WHAT THE TASK ASKS →
Look through the entries below for the string "Company", and copy each line where it is found.

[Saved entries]

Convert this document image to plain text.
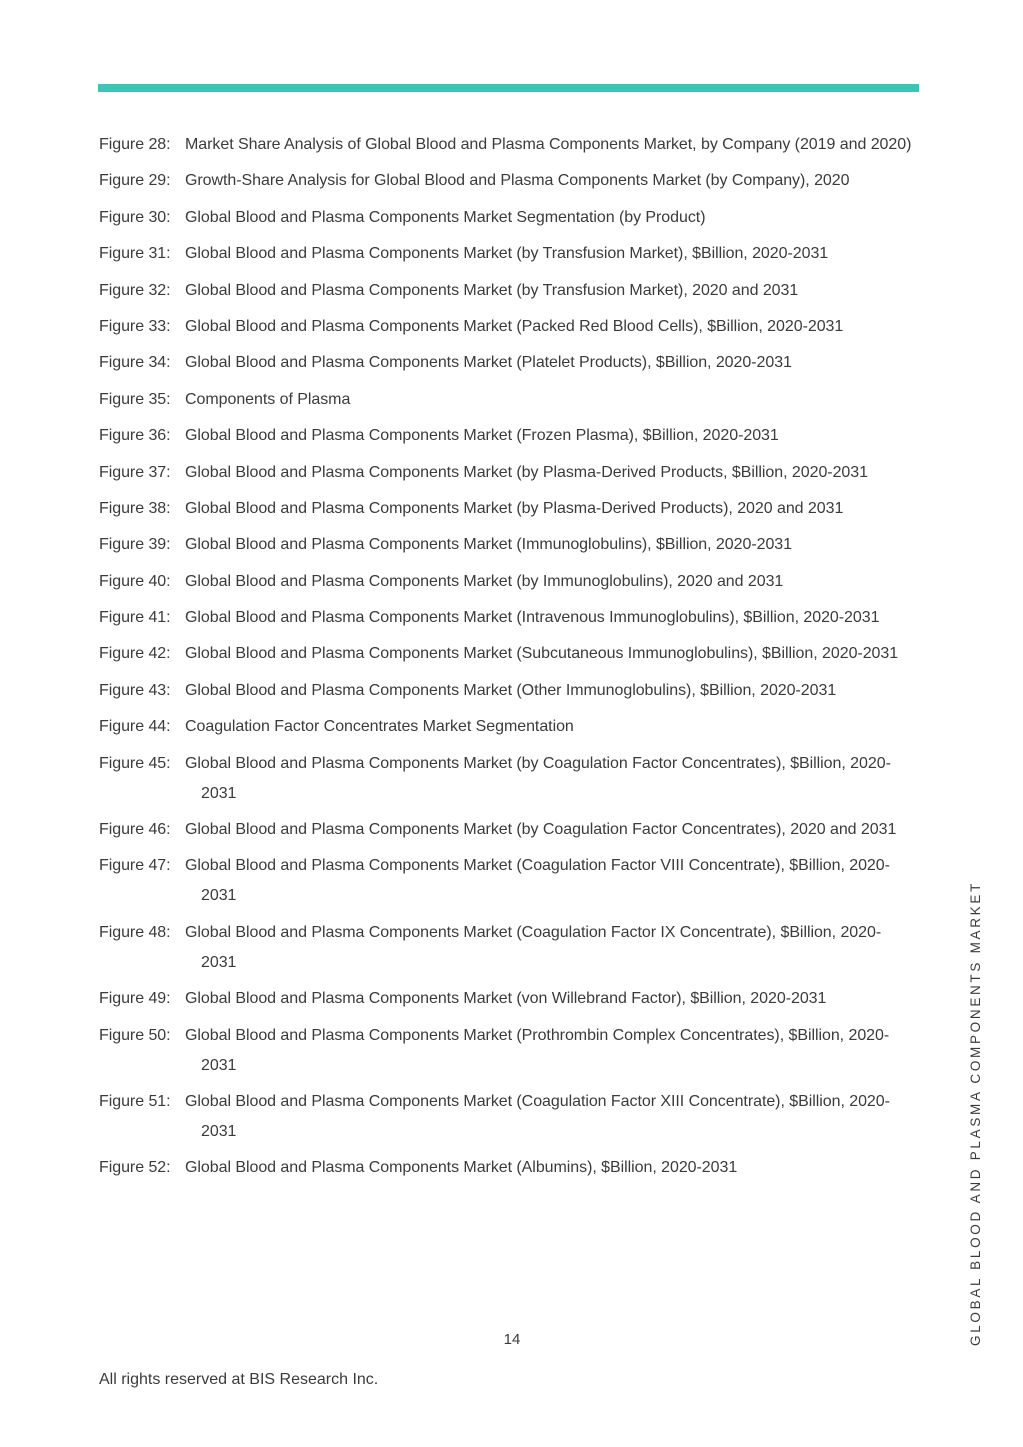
Figure 28: Market Share Analysis of Global Blood and Plasma Components Market, by Company (2019 and 2020)
Figure 29: Growth-Share Analysis for Global Blood and Plasma Components Market (by Company), 2020
Figure 30: Global Blood and Plasma Components Market Segmentation (by Product)
Figure 31: Global Blood and Plasma Components Market (by Transfusion Market), $Billion, 2020-2031
Figure 32: Global Blood and Plasma Components Market (by Transfusion Market), 2020 and 2031
Figure 33: Global Blood and Plasma Components Market (Packed Red Blood Cells), $Billion, 2020-2031
Figure 34: Global Blood and Plasma Components Market (Platelet Products), $Billion, 2020-2031
Figure 35: Components of Plasma
Figure 36: Global Blood and Plasma Components Market (Frozen Plasma), $Billion, 2020-2031
Figure 37: Global Blood and Plasma Components Market (by Plasma-Derived Products, $Billion, 2020-2031
Figure 38: Global Blood and Plasma Components Market (by Plasma-Derived Products), 2020 and 2031
Figure 39: Global Blood and Plasma Components Market (Immunoglobulins), $Billion, 2020-2031
Figure 40: Global Blood and Plasma Components Market (by Immunoglobulins), 2020 and 2031
Figure 41: Global Blood and Plasma Components Market (Intravenous Immunoglobulins), $Billion, 2020-2031
Figure 42: Global Blood and Plasma Components Market (Subcutaneous Immunoglobulins), $Billion, 2020-2031
Figure 43: Global Blood and Plasma Components Market (Other Immunoglobulins), $Billion, 2020-2031
Figure 44: Coagulation Factor Concentrates Market Segmentation
Figure 45: Global Blood and Plasma Components Market (by Coagulation Factor Concentrates), $Billion, 2020-2031
Figure 46: Global Blood and Plasma Components Market (by Coagulation Factor Concentrates), 2020 and 2031
Figure 47: Global Blood and Plasma Components Market (Coagulation Factor VIII Concentrate), $Billion, 2020-2031
Figure 48: Global Blood and Plasma Components Market (Coagulation Factor IX Concentrate), $Billion, 2020-2031
Figure 49: Global Blood and Plasma Components Market (von Willebrand Factor), $Billion, 2020-2031
Figure 50: Global Blood and Plasma Components Market (Prothrombin Complex Concentrates), $Billion, 2020-2031
Figure 51: Global Blood and Plasma Components Market (Coagulation Factor XIII Concentrate), $Billion, 2020-2031
Figure 52: Global Blood and Plasma Components Market (Albumins), $Billion, 2020-2031
14
All rights reserved at BIS Research Inc.
GLOBAL BLOOD AND PLASMA COMPONENTS MARKET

SOLUTION →
Figure 28: Market Share Analysis of Global Blood and Plasma Components Market, by Company (2019 and 2020)
Figure 29: Growth-Share Analysis for Global Blood and Plasma Components Market (by Company), 2020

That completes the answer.